Short problem =
Look for the word "vegetal" in the entries below, then copy every line that has it.
— Begin Items —
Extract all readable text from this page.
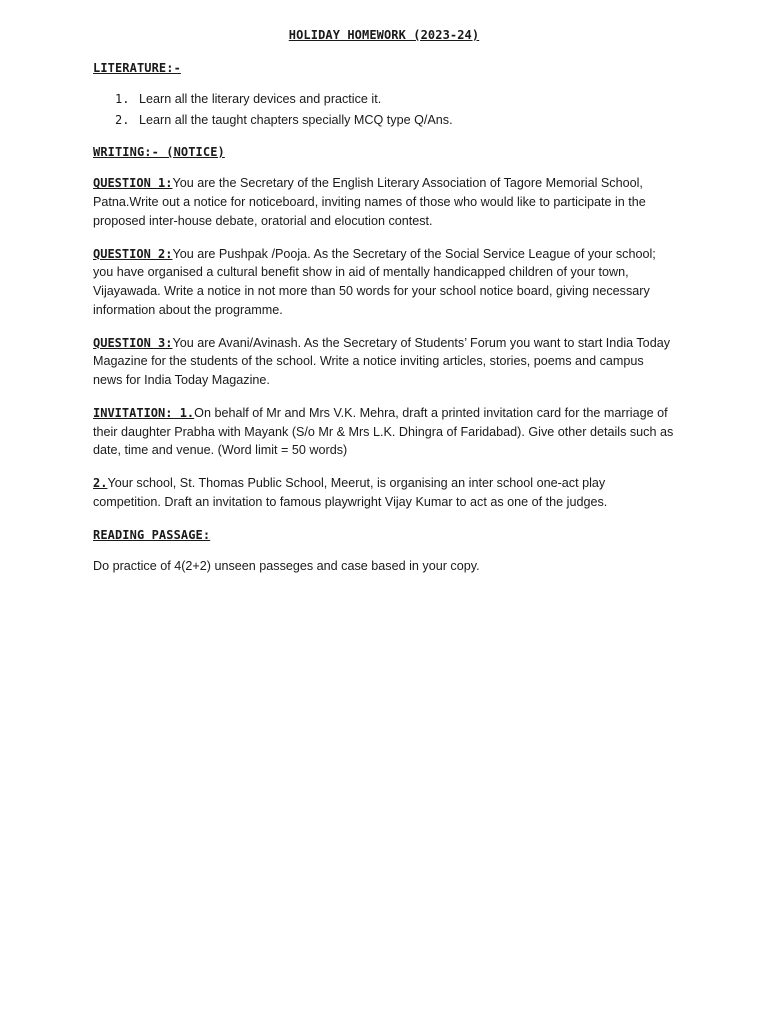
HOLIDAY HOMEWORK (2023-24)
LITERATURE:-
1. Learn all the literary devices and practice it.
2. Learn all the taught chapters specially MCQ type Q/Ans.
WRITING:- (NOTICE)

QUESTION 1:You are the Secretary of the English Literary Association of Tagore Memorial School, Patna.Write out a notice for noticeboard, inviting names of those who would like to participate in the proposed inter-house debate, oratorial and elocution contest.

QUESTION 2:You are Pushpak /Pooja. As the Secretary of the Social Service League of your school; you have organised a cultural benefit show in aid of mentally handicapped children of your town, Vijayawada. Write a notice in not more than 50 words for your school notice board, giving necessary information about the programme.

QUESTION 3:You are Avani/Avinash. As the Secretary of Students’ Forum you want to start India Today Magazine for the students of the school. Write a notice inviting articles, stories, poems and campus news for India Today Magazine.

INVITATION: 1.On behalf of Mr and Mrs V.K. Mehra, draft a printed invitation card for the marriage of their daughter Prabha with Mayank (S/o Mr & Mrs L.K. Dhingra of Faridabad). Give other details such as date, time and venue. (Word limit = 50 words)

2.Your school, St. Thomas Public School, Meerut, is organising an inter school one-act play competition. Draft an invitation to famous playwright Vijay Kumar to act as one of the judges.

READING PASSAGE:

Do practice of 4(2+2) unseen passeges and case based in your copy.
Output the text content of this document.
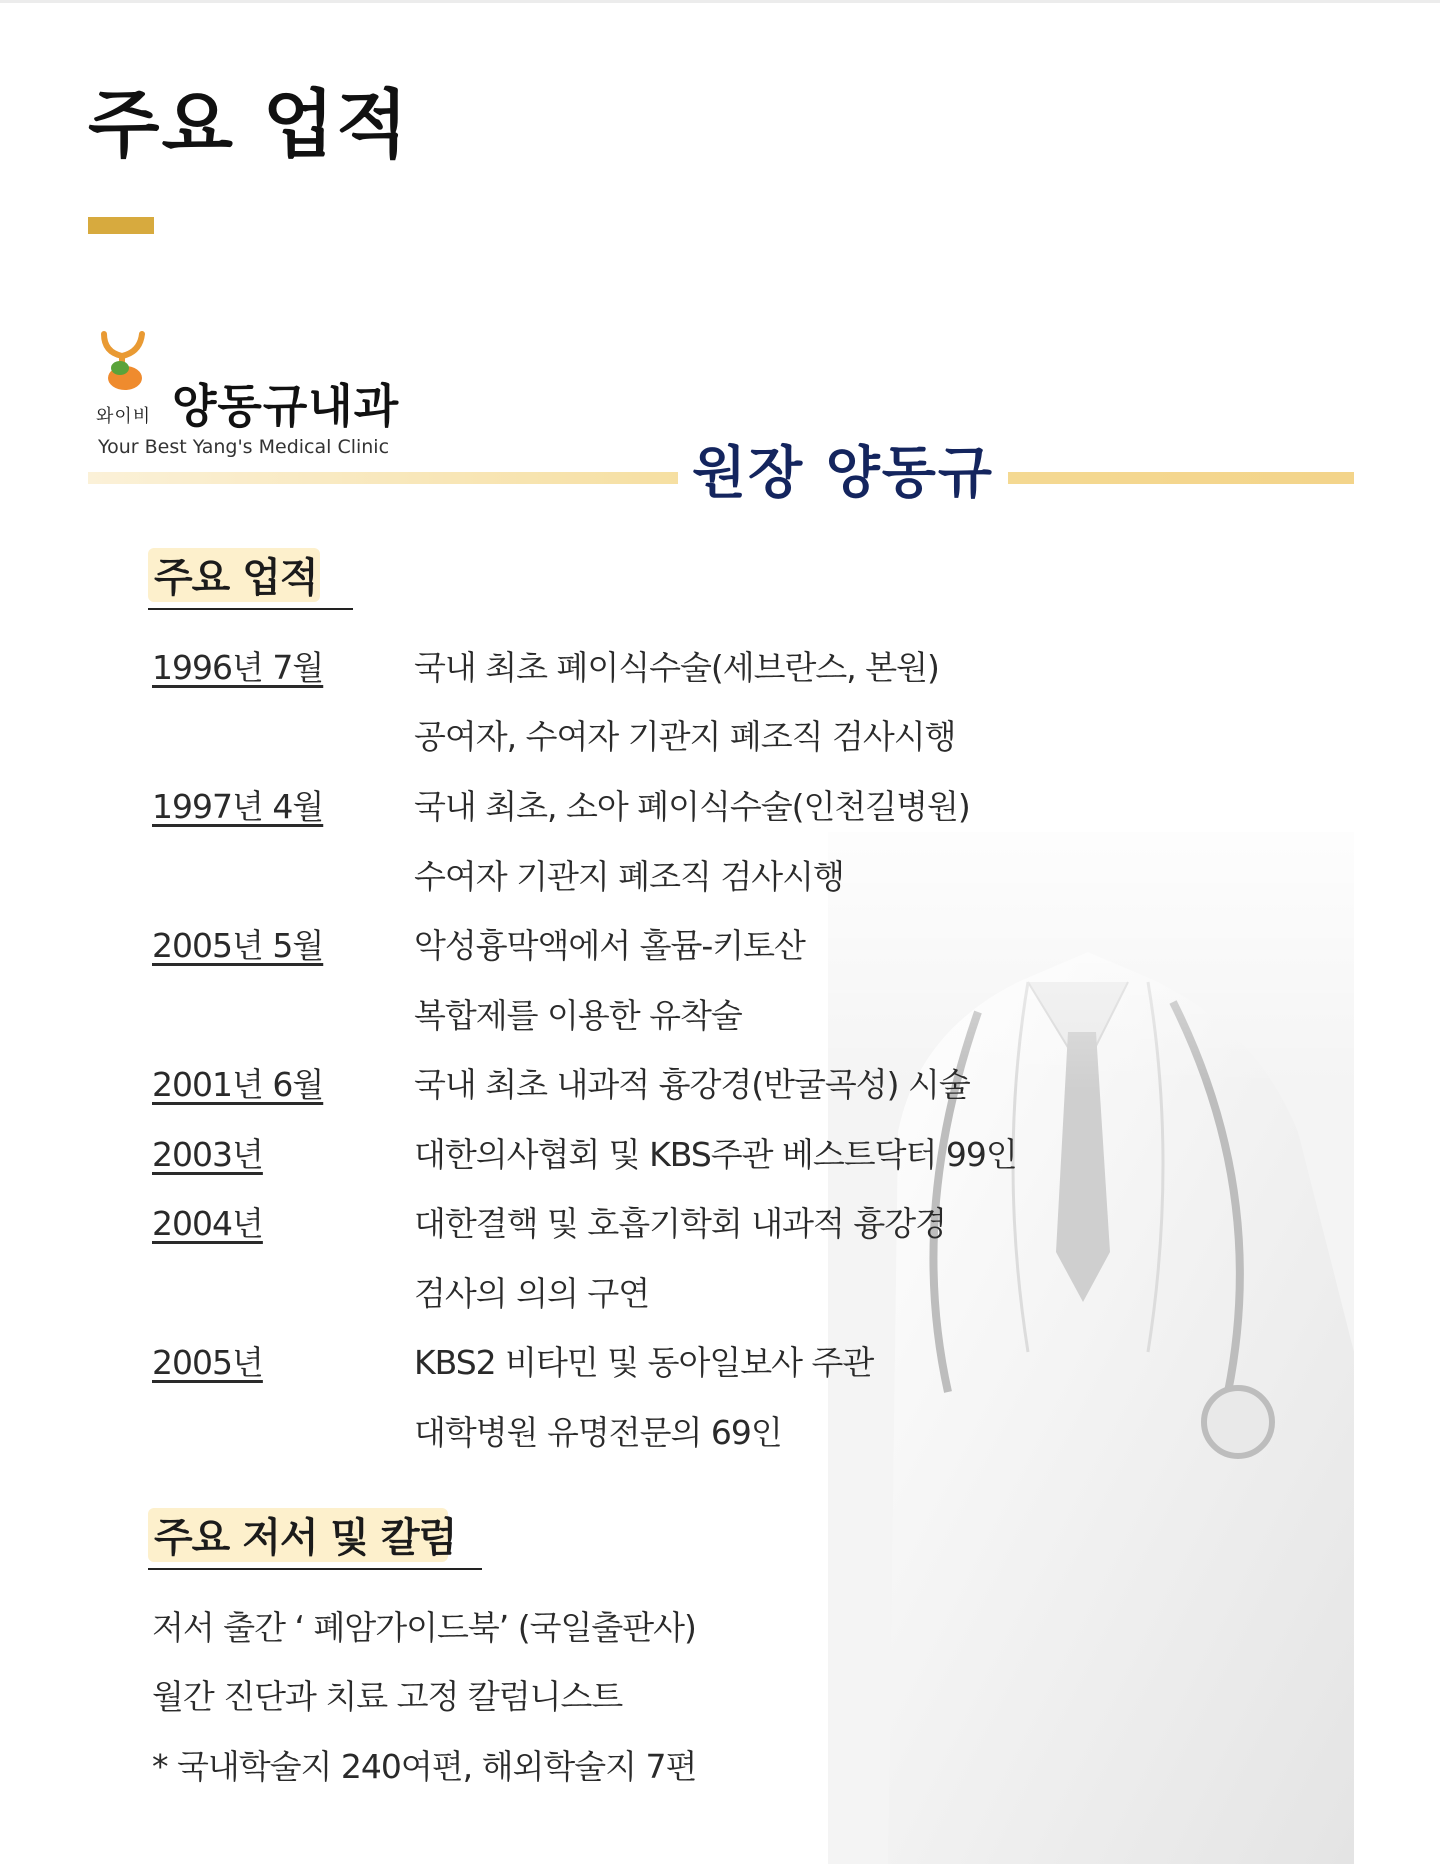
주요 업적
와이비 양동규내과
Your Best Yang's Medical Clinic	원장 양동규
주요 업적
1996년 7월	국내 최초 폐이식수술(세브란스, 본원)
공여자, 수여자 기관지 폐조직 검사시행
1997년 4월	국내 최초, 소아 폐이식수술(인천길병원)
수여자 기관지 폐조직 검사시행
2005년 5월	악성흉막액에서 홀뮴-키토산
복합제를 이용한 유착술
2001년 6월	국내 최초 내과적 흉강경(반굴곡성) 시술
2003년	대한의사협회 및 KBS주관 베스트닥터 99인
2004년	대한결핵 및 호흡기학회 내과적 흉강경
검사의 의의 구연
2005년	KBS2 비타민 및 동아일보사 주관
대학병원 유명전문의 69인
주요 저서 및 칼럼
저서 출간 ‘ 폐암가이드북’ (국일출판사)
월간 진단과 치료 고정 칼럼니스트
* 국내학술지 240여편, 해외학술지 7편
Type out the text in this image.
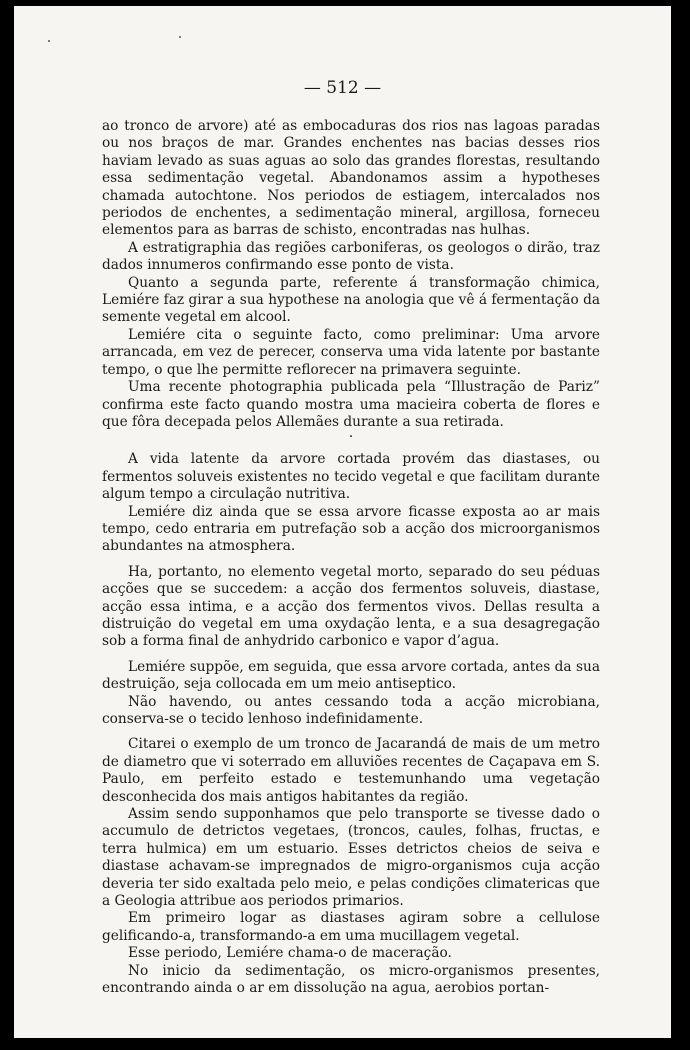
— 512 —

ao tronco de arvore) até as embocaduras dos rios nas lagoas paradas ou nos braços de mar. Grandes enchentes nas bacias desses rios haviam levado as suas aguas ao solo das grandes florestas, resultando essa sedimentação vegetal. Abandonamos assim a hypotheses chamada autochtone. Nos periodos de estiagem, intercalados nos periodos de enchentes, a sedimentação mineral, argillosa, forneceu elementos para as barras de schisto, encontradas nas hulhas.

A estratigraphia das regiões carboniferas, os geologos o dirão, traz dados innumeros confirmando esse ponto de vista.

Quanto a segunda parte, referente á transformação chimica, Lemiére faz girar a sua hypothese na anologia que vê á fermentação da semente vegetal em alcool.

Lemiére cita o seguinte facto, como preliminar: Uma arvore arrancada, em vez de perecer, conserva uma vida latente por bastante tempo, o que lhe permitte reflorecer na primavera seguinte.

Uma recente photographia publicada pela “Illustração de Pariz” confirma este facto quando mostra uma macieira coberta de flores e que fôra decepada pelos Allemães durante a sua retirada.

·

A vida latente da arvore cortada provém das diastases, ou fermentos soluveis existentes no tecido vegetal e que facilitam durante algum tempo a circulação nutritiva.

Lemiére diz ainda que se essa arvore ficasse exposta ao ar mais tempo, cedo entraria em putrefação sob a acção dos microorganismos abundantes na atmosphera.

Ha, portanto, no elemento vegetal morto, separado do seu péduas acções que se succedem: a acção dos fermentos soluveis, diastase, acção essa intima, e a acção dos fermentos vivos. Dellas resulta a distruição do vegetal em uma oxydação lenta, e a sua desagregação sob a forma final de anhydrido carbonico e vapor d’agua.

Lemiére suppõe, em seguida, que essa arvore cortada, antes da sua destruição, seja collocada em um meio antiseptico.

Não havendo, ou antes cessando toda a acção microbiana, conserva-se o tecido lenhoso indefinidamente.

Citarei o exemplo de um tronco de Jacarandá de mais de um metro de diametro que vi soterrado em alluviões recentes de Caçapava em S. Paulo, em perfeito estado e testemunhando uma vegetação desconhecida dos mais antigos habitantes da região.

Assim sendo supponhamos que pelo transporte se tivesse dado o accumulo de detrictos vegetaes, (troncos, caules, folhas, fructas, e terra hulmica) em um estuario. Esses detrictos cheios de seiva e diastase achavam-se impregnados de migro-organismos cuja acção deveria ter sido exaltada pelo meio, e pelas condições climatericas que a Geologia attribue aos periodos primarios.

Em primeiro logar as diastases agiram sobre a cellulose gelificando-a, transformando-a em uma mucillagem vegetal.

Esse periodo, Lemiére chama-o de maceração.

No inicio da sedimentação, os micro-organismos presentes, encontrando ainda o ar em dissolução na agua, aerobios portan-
— End Items —
Response =
ao tronco de arvore) até as embocaduras dos rios nas lagoas paradas ou nos braços de mar. Grandes enchentes nas bacias desses rios haviam levado as suas aguas ao solo das grandes florestas, resultando essa sedimentação vegetal. Abandonamos assim a hypotheses chamada autochtone. Nos periodos de estiagem, intercalados nos periodos de enchentes, a sedimentação mineral, argillosa, forneceu elementos para as barras de schisto, encontradas nas hulhas.
Quanto a segunda parte, referente á transformação chimica, Lemiére faz girar a sua hypothese na anologia que vê á fermentação da semente vegetal em alcool.
A vida latente da arvore cortada provém das diastases, ou fermentos soluveis existentes no tecido vegetal e que facilitam durante algum tempo a circulação nutritiva.
Ha, portanto, no elemento vegetal morto, separado do seu péduas acções que se succedem: a acção dos fermentos soluveis, diastase, acção essa intima, e a acção dos fermentos vivos. Dellas resulta a distruição do vegetal em uma oxydação lenta, e a sua desagregação sob a forma final de anhydrido carbonico e vapor d’agua.
Em primeiro logar as diastases agiram sobre a cellulose gelificando-a, transformando-a em uma mucillagem vegetal.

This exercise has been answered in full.